* [Aim]: Find the lines containing "this" and say how many there are, with no other words.

[Stored data]
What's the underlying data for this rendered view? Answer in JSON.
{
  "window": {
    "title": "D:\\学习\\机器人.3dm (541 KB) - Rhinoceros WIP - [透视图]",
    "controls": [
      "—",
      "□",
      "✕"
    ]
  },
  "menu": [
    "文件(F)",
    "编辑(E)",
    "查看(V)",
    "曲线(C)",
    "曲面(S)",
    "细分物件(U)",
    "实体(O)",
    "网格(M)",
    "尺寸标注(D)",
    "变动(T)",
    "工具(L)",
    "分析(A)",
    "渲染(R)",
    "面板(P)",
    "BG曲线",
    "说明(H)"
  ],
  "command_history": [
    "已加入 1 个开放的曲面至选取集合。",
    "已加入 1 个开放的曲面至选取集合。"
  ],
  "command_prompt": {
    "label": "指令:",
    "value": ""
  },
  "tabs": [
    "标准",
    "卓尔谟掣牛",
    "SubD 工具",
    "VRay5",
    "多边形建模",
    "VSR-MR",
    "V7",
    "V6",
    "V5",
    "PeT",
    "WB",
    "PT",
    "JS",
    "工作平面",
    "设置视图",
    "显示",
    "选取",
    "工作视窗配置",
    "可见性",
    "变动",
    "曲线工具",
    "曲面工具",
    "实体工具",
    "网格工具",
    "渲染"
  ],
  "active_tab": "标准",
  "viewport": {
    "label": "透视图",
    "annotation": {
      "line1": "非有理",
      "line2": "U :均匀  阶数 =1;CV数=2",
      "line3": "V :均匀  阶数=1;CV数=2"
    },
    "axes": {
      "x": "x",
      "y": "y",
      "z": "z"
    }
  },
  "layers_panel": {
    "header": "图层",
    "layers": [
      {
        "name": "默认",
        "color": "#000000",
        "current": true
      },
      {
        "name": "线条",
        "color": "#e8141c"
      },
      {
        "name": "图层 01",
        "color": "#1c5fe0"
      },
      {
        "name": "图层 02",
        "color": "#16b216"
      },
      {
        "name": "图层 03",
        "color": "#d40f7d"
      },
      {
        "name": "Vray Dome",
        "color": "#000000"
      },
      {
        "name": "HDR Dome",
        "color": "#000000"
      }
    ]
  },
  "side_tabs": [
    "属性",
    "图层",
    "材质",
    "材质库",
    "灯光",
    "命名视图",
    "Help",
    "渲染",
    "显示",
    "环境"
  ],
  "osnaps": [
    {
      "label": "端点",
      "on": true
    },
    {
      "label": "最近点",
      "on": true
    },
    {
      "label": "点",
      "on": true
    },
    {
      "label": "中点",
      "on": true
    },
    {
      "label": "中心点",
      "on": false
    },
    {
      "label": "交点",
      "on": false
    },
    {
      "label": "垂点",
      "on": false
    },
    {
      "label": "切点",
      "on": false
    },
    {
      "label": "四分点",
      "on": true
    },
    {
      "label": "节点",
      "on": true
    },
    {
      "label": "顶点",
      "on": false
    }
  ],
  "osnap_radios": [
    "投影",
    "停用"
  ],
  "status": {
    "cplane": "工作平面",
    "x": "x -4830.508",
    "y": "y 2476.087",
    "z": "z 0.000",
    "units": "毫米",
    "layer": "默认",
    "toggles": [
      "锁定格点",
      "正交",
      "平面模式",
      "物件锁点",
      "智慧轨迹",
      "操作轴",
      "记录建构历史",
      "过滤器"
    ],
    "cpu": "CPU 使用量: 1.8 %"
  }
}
==
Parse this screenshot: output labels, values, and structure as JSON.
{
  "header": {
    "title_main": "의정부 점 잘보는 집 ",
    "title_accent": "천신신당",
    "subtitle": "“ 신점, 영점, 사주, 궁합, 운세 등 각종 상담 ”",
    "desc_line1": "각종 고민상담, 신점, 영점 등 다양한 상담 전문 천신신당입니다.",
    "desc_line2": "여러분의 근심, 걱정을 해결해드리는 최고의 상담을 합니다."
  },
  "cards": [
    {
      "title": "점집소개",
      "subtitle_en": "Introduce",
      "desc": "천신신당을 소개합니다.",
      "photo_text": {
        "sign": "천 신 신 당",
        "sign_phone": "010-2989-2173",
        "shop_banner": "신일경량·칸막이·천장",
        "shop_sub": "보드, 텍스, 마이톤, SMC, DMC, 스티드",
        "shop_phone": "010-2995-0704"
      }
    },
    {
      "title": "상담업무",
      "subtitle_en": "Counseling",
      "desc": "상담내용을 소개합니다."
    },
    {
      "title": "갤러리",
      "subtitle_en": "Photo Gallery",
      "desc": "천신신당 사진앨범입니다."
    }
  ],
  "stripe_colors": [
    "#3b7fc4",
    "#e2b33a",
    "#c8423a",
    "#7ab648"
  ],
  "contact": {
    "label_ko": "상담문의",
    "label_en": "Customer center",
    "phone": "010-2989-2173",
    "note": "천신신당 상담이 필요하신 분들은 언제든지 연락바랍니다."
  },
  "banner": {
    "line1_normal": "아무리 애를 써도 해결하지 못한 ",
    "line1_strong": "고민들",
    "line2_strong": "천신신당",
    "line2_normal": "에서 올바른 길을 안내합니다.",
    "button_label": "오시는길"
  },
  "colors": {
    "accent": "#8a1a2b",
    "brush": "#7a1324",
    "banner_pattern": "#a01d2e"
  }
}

* [Output of the task]: 2